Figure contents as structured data
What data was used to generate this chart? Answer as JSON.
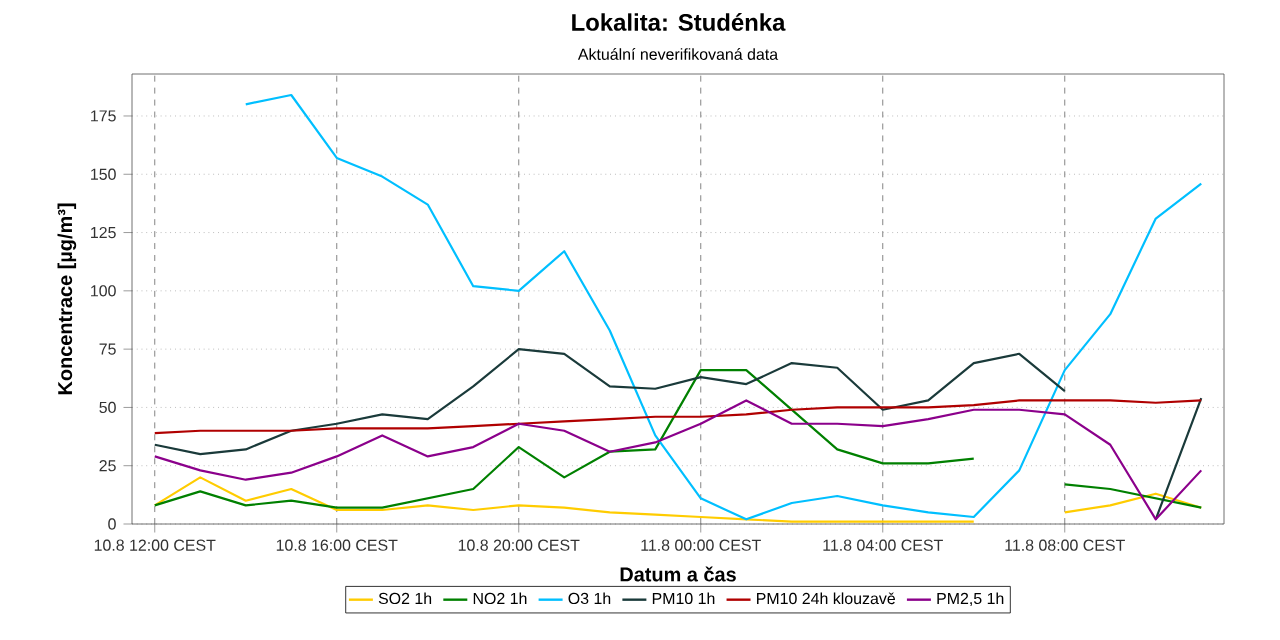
{
  "chart_data": {
    "type": "line",
    "title": "Lokalita: Studénka",
    "subtitle": "Aktuální neverifikovaná data",
    "xlabel": "Datum a čas",
    "ylabel": "Koncentrace [µg/m³]",
    "categories": [
      "10.8 12:00 CEST",
      null,
      null,
      null,
      "10.8 16:00 CEST",
      null,
      null,
      null,
      "10.8 20:00 CEST",
      null,
      null,
      null,
      "11.8 00:00 CEST",
      null,
      null,
      null,
      "11.8 04:00 CEST",
      null,
      null,
      null,
      "11.8 08:00 CEST",
      null,
      null,
      null
    ],
    "series": [
      {
        "name": "SO2 1h",
        "color": "#ffcc00",
        "values": [
          8,
          20,
          10,
          15,
          6,
          6,
          8,
          6,
          8,
          7,
          5,
          4,
          3,
          2,
          1,
          1,
          1,
          1,
          1,
          null,
          5,
          8,
          13,
          7
        ]
      },
      {
        "name": "NO2 1h",
        "color": "#008000",
        "values": [
          8,
          14,
          8,
          10,
          7,
          7,
          11,
          15,
          33,
          20,
          31,
          32,
          66,
          66,
          49,
          32,
          26,
          26,
          28,
          null,
          17,
          15,
          11,
          7
        ]
      },
      {
        "name": "O3 1h",
        "color": "#00bfff",
        "values": [
          null,
          null,
          180,
          184,
          157,
          149,
          137,
          102,
          100,
          117,
          83,
          38,
          11,
          2,
          9,
          12,
          8,
          5,
          3,
          23,
          66,
          90,
          131,
          146
        ]
      },
      {
        "name": "PM10 1h",
        "color": "#1a3a3a",
        "values": [
          34,
          30,
          32,
          40,
          43,
          47,
          45,
          59,
          75,
          73,
          59,
          58,
          63,
          60,
          69,
          67,
          49,
          53,
          69,
          73,
          57,
          null,
          2,
          54
        ]
      },
      {
        "name": "PM10 24h klouzavě",
        "color": "#b00000",
        "values": [
          39,
          40,
          40,
          40,
          41,
          41,
          41,
          42,
          43,
          44,
          45,
          46,
          46,
          47,
          49,
          50,
          50,
          50,
          51,
          53,
          53,
          53,
          52,
          53
        ]
      },
      {
        "name": "PM2,5 1h",
        "color": "#8b008b",
        "values": [
          29,
          23,
          19,
          22,
          29,
          38,
          29,
          33,
          43,
          40,
          31,
          35,
          43,
          53,
          43,
          43,
          42,
          45,
          49,
          49,
          47,
          34,
          2,
          23
        ]
      }
    ],
    "ylim": [
      0,
      193
    ],
    "yticks": [
      0,
      25,
      50,
      75,
      100,
      125,
      150,
      175
    ],
    "grid": true,
    "legend": "bottom",
    "marker": "none",
    "line_style": "solid"
  }
}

→ **WHAT THE EXERCISE ASKS**: In the entries above, identify each line that includes the string "color", then copy it.

→ **TASK ANSWER**:
        "color": "#ffcc00",
        "color": "#008000",
        "color": "#00bfff",
        "color": "#1a3a3a",
        "color": "#b00000",
        "color": "#8b008b",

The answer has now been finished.